== What you will do ==
Copy all lines holding the word "Thursday" from the entries.

———

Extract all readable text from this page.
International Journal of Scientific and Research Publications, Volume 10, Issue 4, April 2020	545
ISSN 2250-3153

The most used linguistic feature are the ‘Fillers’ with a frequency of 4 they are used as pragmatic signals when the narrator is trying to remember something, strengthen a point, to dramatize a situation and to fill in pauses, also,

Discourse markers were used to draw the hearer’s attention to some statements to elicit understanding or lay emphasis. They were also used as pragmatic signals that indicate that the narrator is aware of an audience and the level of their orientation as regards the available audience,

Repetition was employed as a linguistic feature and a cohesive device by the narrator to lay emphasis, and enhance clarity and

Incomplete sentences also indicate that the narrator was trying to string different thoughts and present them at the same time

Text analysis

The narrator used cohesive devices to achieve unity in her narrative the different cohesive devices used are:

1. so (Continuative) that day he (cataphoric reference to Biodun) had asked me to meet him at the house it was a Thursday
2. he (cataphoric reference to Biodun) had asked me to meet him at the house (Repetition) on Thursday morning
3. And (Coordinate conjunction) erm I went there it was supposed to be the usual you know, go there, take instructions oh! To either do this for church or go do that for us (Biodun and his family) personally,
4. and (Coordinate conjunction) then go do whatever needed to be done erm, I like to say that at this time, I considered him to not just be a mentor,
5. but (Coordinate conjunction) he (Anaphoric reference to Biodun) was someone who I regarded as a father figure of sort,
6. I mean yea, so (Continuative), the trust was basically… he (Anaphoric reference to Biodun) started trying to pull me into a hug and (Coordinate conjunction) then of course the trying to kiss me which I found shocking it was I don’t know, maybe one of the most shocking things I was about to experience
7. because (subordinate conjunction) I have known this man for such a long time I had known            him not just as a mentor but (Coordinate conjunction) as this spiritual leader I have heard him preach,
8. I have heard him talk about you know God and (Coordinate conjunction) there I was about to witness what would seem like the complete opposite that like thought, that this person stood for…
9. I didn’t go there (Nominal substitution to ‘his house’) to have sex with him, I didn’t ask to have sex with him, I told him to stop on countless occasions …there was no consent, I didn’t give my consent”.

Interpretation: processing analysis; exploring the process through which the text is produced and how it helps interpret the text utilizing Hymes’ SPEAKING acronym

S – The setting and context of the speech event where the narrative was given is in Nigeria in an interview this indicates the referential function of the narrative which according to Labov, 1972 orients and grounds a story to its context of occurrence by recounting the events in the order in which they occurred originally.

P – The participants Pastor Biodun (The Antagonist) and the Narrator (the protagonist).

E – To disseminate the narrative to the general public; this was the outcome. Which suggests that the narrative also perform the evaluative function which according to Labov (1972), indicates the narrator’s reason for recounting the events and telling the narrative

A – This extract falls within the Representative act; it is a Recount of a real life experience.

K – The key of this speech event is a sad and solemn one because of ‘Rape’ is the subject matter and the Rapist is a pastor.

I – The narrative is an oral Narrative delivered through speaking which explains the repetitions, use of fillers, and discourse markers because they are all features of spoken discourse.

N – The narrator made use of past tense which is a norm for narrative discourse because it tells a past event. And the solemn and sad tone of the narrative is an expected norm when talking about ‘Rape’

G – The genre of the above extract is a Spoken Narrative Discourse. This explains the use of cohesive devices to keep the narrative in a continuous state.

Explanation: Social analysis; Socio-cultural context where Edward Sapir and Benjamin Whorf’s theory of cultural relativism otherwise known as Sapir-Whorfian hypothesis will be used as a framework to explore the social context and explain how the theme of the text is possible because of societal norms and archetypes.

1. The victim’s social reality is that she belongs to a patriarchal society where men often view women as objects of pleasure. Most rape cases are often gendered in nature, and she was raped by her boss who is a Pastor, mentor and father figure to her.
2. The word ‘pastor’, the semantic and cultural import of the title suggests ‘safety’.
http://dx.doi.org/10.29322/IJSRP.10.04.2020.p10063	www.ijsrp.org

———

== Solution to the problem ==
1. so (Continuative) that day he (cataphoric reference to Biodun) had asked me to meet him at the house it was a Thursday
2. he (cataphoric reference to Biodun) had asked me to meet him at the house (Repetition) on Thursday morning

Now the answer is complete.